PROBLEM STATEMENT:
Take the listing and print it in full, exactly as given.

Start PROVIDED RECORDS

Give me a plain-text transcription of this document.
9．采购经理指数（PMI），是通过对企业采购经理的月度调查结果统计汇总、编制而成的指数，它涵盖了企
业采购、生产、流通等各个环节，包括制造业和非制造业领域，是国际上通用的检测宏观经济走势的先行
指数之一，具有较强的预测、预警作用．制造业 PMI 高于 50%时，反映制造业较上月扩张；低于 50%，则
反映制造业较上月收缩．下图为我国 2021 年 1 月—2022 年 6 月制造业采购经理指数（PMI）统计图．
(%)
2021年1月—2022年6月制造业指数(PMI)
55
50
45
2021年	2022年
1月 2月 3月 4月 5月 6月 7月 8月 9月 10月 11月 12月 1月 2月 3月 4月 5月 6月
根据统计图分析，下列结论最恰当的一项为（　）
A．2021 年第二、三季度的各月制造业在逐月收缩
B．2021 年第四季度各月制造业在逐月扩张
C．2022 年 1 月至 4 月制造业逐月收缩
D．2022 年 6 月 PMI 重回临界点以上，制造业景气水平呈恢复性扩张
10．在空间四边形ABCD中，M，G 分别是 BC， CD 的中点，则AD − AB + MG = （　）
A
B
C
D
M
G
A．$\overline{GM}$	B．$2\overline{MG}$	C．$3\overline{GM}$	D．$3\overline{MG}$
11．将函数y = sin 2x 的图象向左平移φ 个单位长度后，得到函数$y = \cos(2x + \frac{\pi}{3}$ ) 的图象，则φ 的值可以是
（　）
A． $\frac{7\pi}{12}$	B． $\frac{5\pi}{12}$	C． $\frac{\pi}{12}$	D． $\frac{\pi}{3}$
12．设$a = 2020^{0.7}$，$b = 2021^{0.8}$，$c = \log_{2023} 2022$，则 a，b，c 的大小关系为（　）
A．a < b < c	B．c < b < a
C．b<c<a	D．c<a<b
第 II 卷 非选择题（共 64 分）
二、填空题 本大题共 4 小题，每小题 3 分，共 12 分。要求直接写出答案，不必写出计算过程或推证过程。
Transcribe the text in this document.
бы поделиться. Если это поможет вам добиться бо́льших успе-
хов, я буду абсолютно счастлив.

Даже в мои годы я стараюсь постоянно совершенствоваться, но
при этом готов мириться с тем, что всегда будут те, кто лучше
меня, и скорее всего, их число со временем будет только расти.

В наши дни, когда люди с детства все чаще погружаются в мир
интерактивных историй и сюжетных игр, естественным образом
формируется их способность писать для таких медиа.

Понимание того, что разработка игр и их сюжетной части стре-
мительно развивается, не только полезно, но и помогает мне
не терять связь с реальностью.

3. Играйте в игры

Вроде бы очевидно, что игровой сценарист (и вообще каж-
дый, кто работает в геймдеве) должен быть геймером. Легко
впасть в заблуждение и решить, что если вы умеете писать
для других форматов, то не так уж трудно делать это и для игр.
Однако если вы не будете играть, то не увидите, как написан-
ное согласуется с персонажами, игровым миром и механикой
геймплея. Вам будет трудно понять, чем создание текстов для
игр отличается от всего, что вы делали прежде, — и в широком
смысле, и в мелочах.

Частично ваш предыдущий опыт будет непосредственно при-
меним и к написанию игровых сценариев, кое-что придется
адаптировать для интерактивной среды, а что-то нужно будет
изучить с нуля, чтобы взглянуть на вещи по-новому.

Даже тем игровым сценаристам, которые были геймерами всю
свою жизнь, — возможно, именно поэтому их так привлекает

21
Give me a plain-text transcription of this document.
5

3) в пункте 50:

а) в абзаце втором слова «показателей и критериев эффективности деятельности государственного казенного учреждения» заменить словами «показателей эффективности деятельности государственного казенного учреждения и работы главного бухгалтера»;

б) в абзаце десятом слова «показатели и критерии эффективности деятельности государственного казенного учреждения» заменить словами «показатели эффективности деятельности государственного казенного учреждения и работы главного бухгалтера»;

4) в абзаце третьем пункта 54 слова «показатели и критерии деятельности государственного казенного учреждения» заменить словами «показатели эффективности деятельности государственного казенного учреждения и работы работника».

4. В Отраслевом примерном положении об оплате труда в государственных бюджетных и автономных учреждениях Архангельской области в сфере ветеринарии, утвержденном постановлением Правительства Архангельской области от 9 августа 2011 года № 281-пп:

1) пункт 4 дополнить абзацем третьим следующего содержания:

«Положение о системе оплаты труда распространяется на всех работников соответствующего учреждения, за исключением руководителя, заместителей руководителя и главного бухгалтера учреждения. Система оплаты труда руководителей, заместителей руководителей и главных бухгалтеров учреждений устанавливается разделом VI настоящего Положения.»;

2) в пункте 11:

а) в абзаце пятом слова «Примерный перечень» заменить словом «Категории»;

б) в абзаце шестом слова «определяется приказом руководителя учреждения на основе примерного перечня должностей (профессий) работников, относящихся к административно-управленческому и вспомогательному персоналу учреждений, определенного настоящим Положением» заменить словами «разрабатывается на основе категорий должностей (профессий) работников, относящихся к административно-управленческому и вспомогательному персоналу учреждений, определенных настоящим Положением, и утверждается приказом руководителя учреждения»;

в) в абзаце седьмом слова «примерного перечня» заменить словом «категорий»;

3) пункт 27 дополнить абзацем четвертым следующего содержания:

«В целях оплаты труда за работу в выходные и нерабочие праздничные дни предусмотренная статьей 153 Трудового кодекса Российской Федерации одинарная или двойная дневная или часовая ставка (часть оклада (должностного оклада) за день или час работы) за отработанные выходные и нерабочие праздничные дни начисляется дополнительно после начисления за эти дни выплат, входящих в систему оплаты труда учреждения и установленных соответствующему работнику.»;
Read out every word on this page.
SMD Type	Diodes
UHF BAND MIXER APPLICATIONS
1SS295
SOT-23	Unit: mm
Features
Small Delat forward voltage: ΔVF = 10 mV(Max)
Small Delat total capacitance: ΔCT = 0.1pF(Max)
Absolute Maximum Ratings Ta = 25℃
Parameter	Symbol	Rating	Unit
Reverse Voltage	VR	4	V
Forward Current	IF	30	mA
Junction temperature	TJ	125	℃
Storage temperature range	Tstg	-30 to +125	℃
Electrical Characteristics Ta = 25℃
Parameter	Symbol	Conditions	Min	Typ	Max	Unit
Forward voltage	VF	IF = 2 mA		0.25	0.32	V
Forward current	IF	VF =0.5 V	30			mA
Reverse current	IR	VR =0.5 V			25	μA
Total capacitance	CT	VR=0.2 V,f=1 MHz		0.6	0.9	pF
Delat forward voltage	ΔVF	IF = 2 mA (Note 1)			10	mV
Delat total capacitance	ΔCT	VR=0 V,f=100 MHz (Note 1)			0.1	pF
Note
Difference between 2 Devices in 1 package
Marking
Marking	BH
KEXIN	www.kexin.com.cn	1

End PROVIDED RECORDS

EXPECTED ANSWER:
Give me a plain-text transcription of this document.
9．采购经理指数（PMI），是通过对企业采购经理的月度调查结果统计汇总、编制而成的指数，它涵盖了企
业采购、生产、流通等各个环节，包括制造业和非制造业领域，是国际上通用的检测宏观经济走势的先行
指数之一，具有较强的预测、预警作用．制造业 PMI 高于 50%时，反映制造业较上月扩张；低于 50%，则
反映制造业较上月收缩．下图为我国 2021 年 1 月—2022 年 6 月制造业采购经理指数（PMI）统计图．
(%)
2021年1月—2022年6月制造业指数(PMI)
55
50
45
2021年	2022年
1月 2月 3月 4月 5月 6月 7月 8月 9月 10月 11月 12月 1月 2月 3月 4月 5月 6月
根据统计图分析，下列结论最恰当的一项为（　）
A．2021 年第二、三季度的各月制造业在逐月收缩
B．2021 年第四季度各月制造业在逐月扩张
C．2022 年 1 月至 4 月制造业逐月收缩
D．2022 年 6 月 PMI 重回临界点以上，制造业景气水平呈恢复性扩张
10．在空间四边形ABCD中，M，G 分别是 BC， CD 的中点，则AD − AB + MG = （　）
A
B
C
D
M
G
A．$\overline{GM}$	B．$2\overline{MG}$	C．$3\overline{GM}$	D．$3\overline{MG}$
11．将函数y = sin 2x 的图象向左平移φ 个单位长度后，得到函数$y = \cos(2x + \frac{\pi}{3}$ ) 的图象，则φ 的值可以是
（　）
A． $\frac{7\pi}{12}$	B． $\frac{5\pi}{12}$	C． $\frac{\pi}{12}$	D． $\frac{\pi}{3}$
12．设$a = 2020^{0.7}$，$b = 2021^{0.8}$，$c = \log_{2023} 2022$，则 a，b，c 的大小关系为（　）
A．a < b < c	B．c < b < a
C．b<c<a	D．c<a<b
第 II 卷 非选择题（共 64 分）
二、填空题 本大题共 4 小题，每小题 3 分，共 12 分。要求直接写出答案，不必写出计算过程或推证过程。
Transcribe the text in this document.
бы поделиться. Если это поможет вам добиться бо́льших успе-
хов, я буду абсолютно счастлив.

Даже в мои годы я стараюсь постоянно совершенствоваться, но
при этом готов мириться с тем, что всегда будут те, кто лучше
меня, и скорее всего, их число со временем будет только расти.

В наши дни, когда люди с детства все чаще погружаются в мир
интерактивных историй и сюжетных игр, естественным образом
формируется их способность писать для таких медиа.

Понимание того, что разработка игр и их сюжетной части стре-
мительно развивается, не только полезно, но и помогает мне
не терять связь с реальностью.

3. Играйте в игры

Вроде бы очевидно, что игровой сценарист (и вообще каж-
дый, кто работает в геймдеве) должен быть геймером. Легко
впасть в заблуждение и решить, что если вы умеете писать
для других форматов, то не так уж трудно делать это и для игр.
Однако если вы не будете играть, то не увидите, как написан-
ное согласуется с персонажами, игровым миром и механикой
геймплея. Вам будет трудно понять, чем создание текстов для
игр отличается от всего, что вы делали прежде, — и в широком
смысле, и в мелочах.

Частично ваш предыдущий опыт будет непосредственно при-
меним и к написанию игровых сценариев, кое-что придется
адаптировать для интерактивной среды, а что-то нужно будет
изучить с нуля, чтобы взглянуть на вещи по-новому.

Даже тем игровым сценаристам, которые были геймерами всю
свою жизнь, — возможно, именно поэтому их так привлекает

21
Give me a plain-text transcription of this document.
5

3) в пункте 50:

а) в абзаце втором слова «показателей и критериев эффективности деятельности государственного казенного учреждения» заменить словами «показателей эффективности деятельности государственного казенного учреждения и работы главного бухгалтера»;

б) в абзаце десятом слова «показатели и критерии эффективности деятельности государственного казенного учреждения» заменить словами «показатели эффективности деятельности государственного казенного учреждения и работы главного бухгалтера»;

4) в абзаце третьем пункта 54 слова «показатели и критерии деятельности государственного казенного учреждения» заменить словами «показатели эффективности деятельности государственного казенного учреждения и работы работника».

4. В Отраслевом примерном положении об оплате труда в государственных бюджетных и автономных учреждениях Архангельской области в сфере ветеринарии, утвержденном постановлением Правительства Архангельской области от 9 августа 2011 года № 281-пп:

1) пункт 4 дополнить абзацем третьим следующего содержания:

«Положение о системе оплаты труда распространяется на всех работников соответствующего учреждения, за исключением руководителя, заместителей руководителя и главного бухгалтера учреждения. Система оплаты труда руководителей, заместителей руководителей и главных бухгалтеров учреждений устанавливается разделом VI настоящего Положения.»;

2) в пункте 11:

а) в абзаце пятом слова «Примерный перечень» заменить словом «Категории»;

б) в абзаце шестом слова «определяется приказом руководителя учреждения на основе примерного перечня должностей (профессий) работников, относящихся к административно-управленческому и вспомогательному персоналу учреждений, определенного настоящим Положением» заменить словами «разрабатывается на основе категорий должностей (профессий) работников, относящихся к административно-управленческому и вспомогательному персоналу учреждений, определенных настоящим Положением, и утверждается приказом руководителя учреждения»;

в) в абзаце седьмом слова «примерного перечня» заменить словом «категорий»;

3) пункт 27 дополнить абзацем четвертым следующего содержания:

«В целях оплаты труда за работу в выходные и нерабочие праздничные дни предусмотренная статьей 153 Трудового кодекса Российской Федерации одинарная или двойная дневная или часовая ставка (часть оклада (должностного оклада) за день или час работы) за отработанные выходные и нерабочие праздничные дни начисляется дополнительно после начисления за эти дни выплат, входящих в систему оплаты труда учреждения и установленных соответствующему работнику.»;
Read out every word on this page.
SMD Type	Diodes
UHF BAND MIXER APPLICATIONS
1SS295
SOT-23	Unit: mm
Features
Small Delat forward voltage: ΔVF = 10 mV(Max)
Small Delat total capacitance: ΔCT = 0.1pF(Max)
Absolute Maximum Ratings Ta = 25℃
Parameter	Symbol	Rating	Unit
Reverse Voltage	VR	4	V
Forward Current	IF	30	mA
Junction temperature	TJ	125	℃
Storage temperature range	Tstg	-30 to +125	℃
Electrical Characteristics Ta = 25℃
Parameter	Symbol	Conditions	Min	Typ	Max	Unit
Forward voltage	VF	IF = 2 mA		0.25	0.32	V
Forward current	IF	VF =0.5 V	30			mA
Reverse current	IR	VR =0.5 V			25	μA
Total capacitance	CT	VR=0.2 V,f=1 MHz		0.6	0.9	pF
Delat forward voltage	ΔVF	IF = 2 mA (Note 1)			10	mV
Delat total capacitance	ΔCT	VR=0 V,f=100 MHz (Note 1)			0.1	pF
Note
Difference between 2 Devices in 1 package
Marking
Marking	BH
KEXIN	www.kexin.com.cn	1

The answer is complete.